Dataset excerpts

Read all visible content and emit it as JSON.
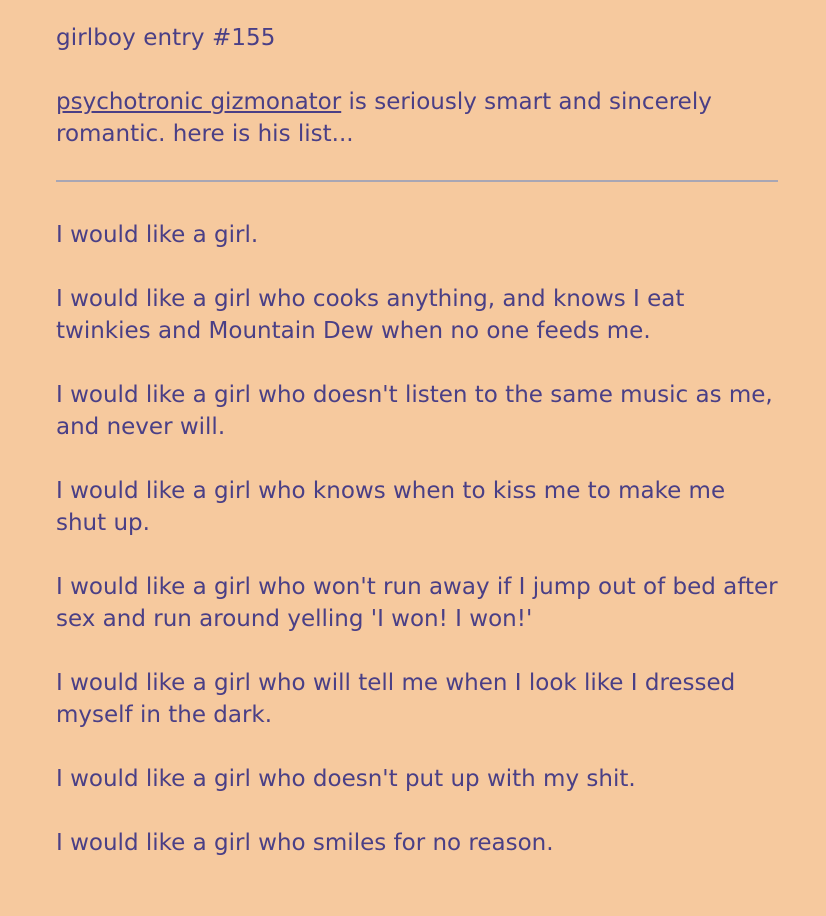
{
  "entry": {
    "title": "girlboy entry #155"
  },
  "intro": {
    "author_link": "psychotronic gizmonator",
    "text": " is seriously smart and sincerely romantic. here is his list..."
  },
  "list": {
    "items": [
      "I would like a girl.",
      "I would like a girl who cooks anything, and knows I eat twinkies and Mountain Dew when no one feeds me.",
      "I would like a girl who doesn't listen to the same music as me, and never will.",
      "I would like a girl who knows when to kiss me to make me shut up.",
      "I would like a girl who won't run away if I jump out of bed after sex and run around yelling 'I won! I won!'",
      "I would like a girl who will tell me when I look like I dressed myself in the dark.",
      "I would like a girl who doesn't put up with my shit.",
      "I would like a girl who smiles for no reason."
    ]
  },
  "colors": {
    "background": "#f6c99e",
    "text": "#4a3f86",
    "divider": "#a8a6b4"
  }
}
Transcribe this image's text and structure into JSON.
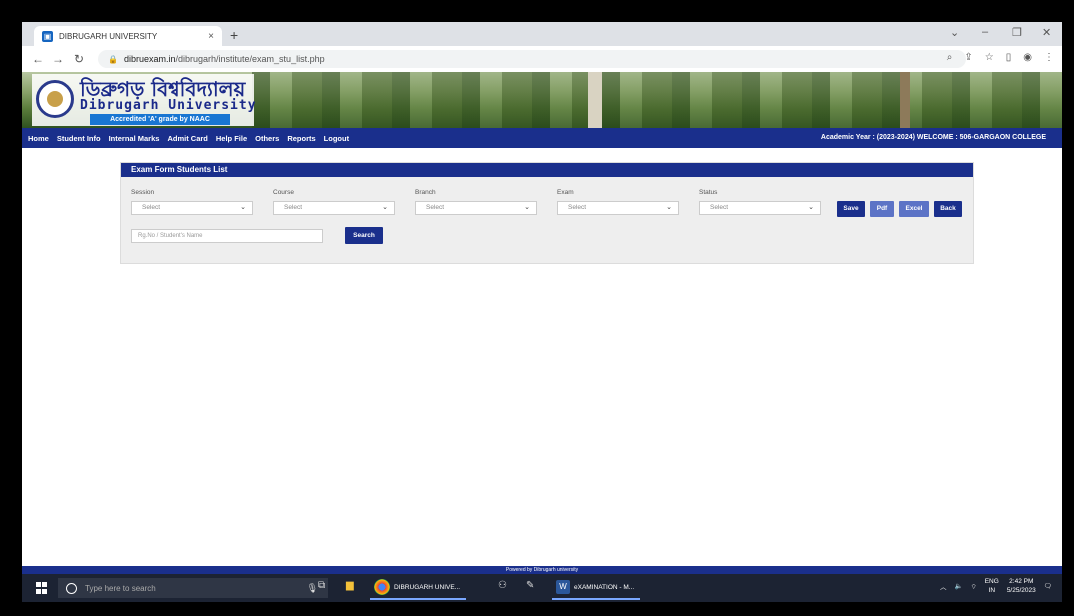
{
  "browser": {
    "tab_title": "DIBRUGARH UNIVERSITY",
    "tab_close": "×",
    "new_tab": "+",
    "url_domain": "dibruexam.in",
    "url_path": "/dibrugarh/institute/exam_stu_list.php",
    "window_controls": [
      "⌄",
      "–",
      "❐",
      "✕"
    ]
  },
  "banner": {
    "bengali_name": "ডিব্ৰুগড় বিশ্ববিদ্যালয়",
    "english_name": "Dibrugarh University",
    "accreditation": "Accredited 'A' grade by NAAC"
  },
  "nav": {
    "items": [
      "Home",
      "Student Info",
      "Internal Marks",
      "Admit Card",
      "Help File",
      "Others",
      "Reports",
      "Logout"
    ],
    "academic_info": "Academic Year : (2023-2024) WELCOME : 506-GARGAON COLLEGE"
  },
  "panel": {
    "title": "Exam Form Students List",
    "filters": [
      {
        "label": "Session",
        "value": "Select"
      },
      {
        "label": "Course",
        "value": "Select"
      },
      {
        "label": "Branch",
        "value": "Select"
      },
      {
        "label": "Exam",
        "value": "Select"
      },
      {
        "label": "Status",
        "value": "Select"
      }
    ],
    "buttons": {
      "save": "Save",
      "pdf": "Pdf",
      "excel": "Excel",
      "back": "Back"
    },
    "search_placeholder": "Rg.No / Student's Name",
    "search_button": "Search"
  },
  "footer": {
    "text": "Powered by Dibrugarh university"
  },
  "taskbar": {
    "search_placeholder": "Type here to search",
    "app1_label": "DIBRUGARH UNIVE...",
    "app2_label": "eXAMINATION - M...",
    "lang_line1": "ENG",
    "lang_line2": "IN",
    "time": "2:42 PM",
    "date": "5/25/2023"
  },
  "colors": {
    "nav_blue": "#1a2f8c",
    "button_light": "#5c73c6"
  }
}
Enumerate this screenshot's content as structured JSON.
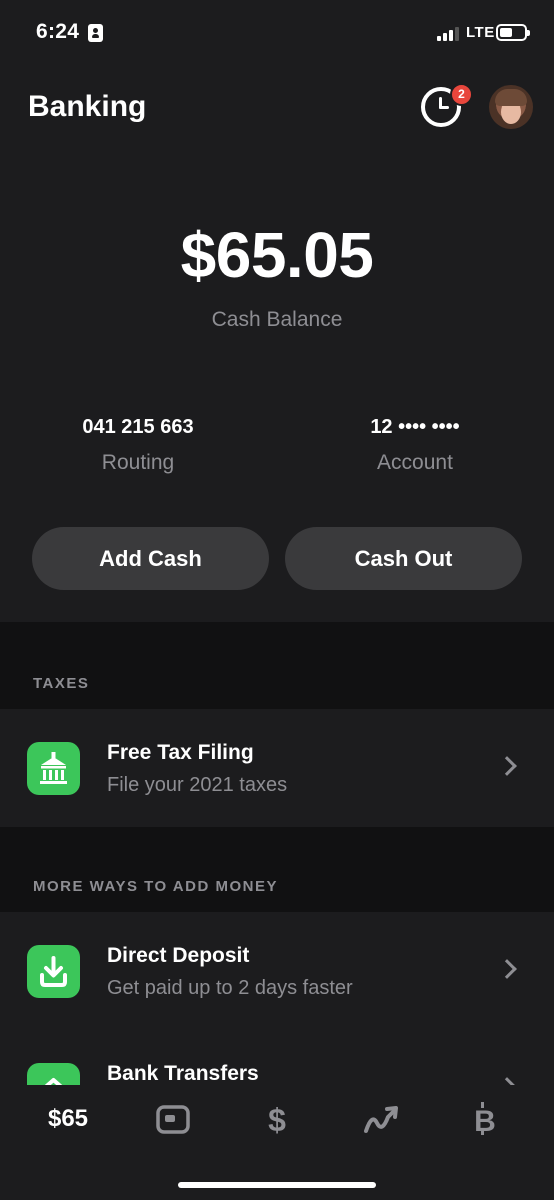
{
  "status_bar": {
    "time": "6:24",
    "network": "LTE",
    "battery_percent": 45,
    "signal_bars": 3
  },
  "header": {
    "title": "Banking",
    "activity_badge": "2"
  },
  "balance": {
    "amount": "$65.05",
    "label": "Cash Balance"
  },
  "account_info": {
    "routing_number": "041 215 663",
    "routing_label": "Routing",
    "account_number": "12 •••• ••••",
    "account_label": "Account"
  },
  "actions": {
    "add_cash": "Add Cash",
    "cash_out": "Cash Out"
  },
  "sections": {
    "taxes": {
      "label": "TAXES",
      "item": {
        "title": "Free Tax Filing",
        "subtitle": "File your 2021 taxes",
        "icon": "bank-building-icon"
      }
    },
    "more_ways": {
      "label": "MORE WAYS TO ADD MONEY",
      "items": [
        {
          "title": "Direct Deposit",
          "subtitle": "Get paid up to 2 days faster",
          "icon": "download-tray-icon"
        },
        {
          "title": "Bank Transfers",
          "subtitle": "",
          "icon": "chevron-up-icon"
        }
      ]
    }
  },
  "bottom_nav": {
    "balance": "$65",
    "items": [
      "balance",
      "card-icon",
      "dollar-icon",
      "investing-chart-icon",
      "bitcoin-icon"
    ]
  },
  "colors": {
    "background": "#1c1c1e",
    "accent_green": "#3cc65a",
    "badge_red": "#e8463c",
    "muted_text": "#8e8e93",
    "button_gray": "#3a3a3c"
  }
}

**TASK DIRECTIONS:**
Print out every entry above without changing a word, and leave out the pictures.

**RESPONSE:**
Read all visible content and emit it as JSON.
{
  "entry": {
    "title": "girlboy entry #155"
  },
  "intro": {
    "author_link": "psychotronic gizmonator",
    "text": " is seriously smart and sincerely romantic. here is his list..."
  },
  "list": {
    "items": [
      "I would like a girl.",
      "I would like a girl who cooks anything, and knows I eat twinkies and Mountain Dew when no one feeds me.",
      "I would like a girl who doesn't listen to the same music as me, and never will.",
      "I would like a girl who knows when to kiss me to make me shut up.",
      "I would like a girl who won't run away if I jump out of bed after sex and run around yelling 'I won! I won!'",
      "I would like a girl who will tell me when I look like I dressed myself in the dark.",
      "I would like a girl who doesn't put up with my shit.",
      "I would like a girl who smiles for no reason."
    ]
  },
  "colors": {
    "background": "#f6c99e",
    "text": "#4a3f86",
    "divider": "#a8a6b4"
  }
}
Transcribe this image's text and structure into JSON.
{
  "browser": {
    "tab_title": "DIBRUGARH UNIVERSITY",
    "tab_close": "×",
    "new_tab": "+",
    "url_domain": "dibruexam.in",
    "url_path": "/dibrugarh/institute/exam_stu_list.php",
    "window_controls": [
      "⌄",
      "–",
      "❐",
      "✕"
    ]
  },
  "banner": {
    "bengali_name": "ডিব্ৰুগড় বিশ্ববিদ্যালয়",
    "english_name": "Dibrugarh University",
    "accreditation": "Accredited 'A' grade by NAAC"
  },
  "nav": {
    "items": [
      "Home",
      "Student Info",
      "Internal Marks",
      "Admit Card",
      "Help File",
      "Others",
      "Reports",
      "Logout"
    ],
    "academic_info": "Academic Year : (2023-2024) WELCOME : 506-GARGAON COLLEGE"
  },
  "panel": {
    "title": "Exam Form Students List",
    "filters": [
      {
        "label": "Session",
        "value": "Select"
      },
      {
        "label": "Course",
        "value": "Select"
      },
      {
        "label": "Branch",
        "value": "Select"
      },
      {
        "label": "Exam",
        "value": "Select"
      },
      {
        "label": "Status",
        "value": "Select"
      }
    ],
    "buttons": {
      "save": "Save",
      "pdf": "Pdf",
      "excel": "Excel",
      "back": "Back"
    },
    "search_placeholder": "Rg.No / Student's Name",
    "search_button": "Search"
  },
  "footer": {
    "text": "Powered by Dibrugarh university"
  },
  "taskbar": {
    "search_placeholder": "Type here to search",
    "app1_label": "DIBRUGARH UNIVE...",
    "app2_label": "eXAMINATION - M...",
    "lang_line1": "ENG",
    "lang_line2": "IN",
    "time": "2:42 PM",
    "date": "5/25/2023"
  },
  "colors": {
    "nav_blue": "#1a2f8c",
    "button_light": "#5c73c6"
  }
}
Enumerate this screenshot's content as structured JSON.
{
  "status_bar": {
    "time": "6:24",
    "network": "LTE",
    "battery_percent": 45,
    "signal_bars": 3
  },
  "header": {
    "title": "Banking",
    "activity_badge": "2"
  },
  "balance": {
    "amount": "$65.05",
    "label": "Cash Balance"
  },
  "account_info": {
    "routing_number": "041 215 663",
    "routing_label": "Routing",
    "account_number": "12 •••• ••••",
    "account_label": "Account"
  },
  "actions": {
    "add_cash": "Add Cash",
    "cash_out": "Cash Out"
  },
  "sections": {
    "taxes": {
      "label": "TAXES",
      "item": {
        "title": "Free Tax Filing",
        "subtitle": "File your 2021 taxes",
        "icon": "bank-building-icon"
      }
    },
    "more_ways": {
      "label": "MORE WAYS TO ADD MONEY",
      "items": [
        {
          "title": "Direct Deposit",
          "subtitle": "Get paid up to 2 days faster",
          "icon": "download-tray-icon"
        },
        {
          "title": "Bank Transfers",
          "subtitle": "",
          "icon": "chevron-up-icon"
        }
      ]
    }
  },
  "bottom_nav": {
    "balance": "$65",
    "items": [
      "balance",
      "card-icon",
      "dollar-icon",
      "investing-chart-icon",
      "bitcoin-icon"
    ]
  },
  "colors": {
    "background": "#1c1c1e",
    "accent_green": "#3cc65a",
    "badge_red": "#e8463c",
    "muted_text": "#8e8e93",
    "button_gray": "#3a3a3c"
  }
}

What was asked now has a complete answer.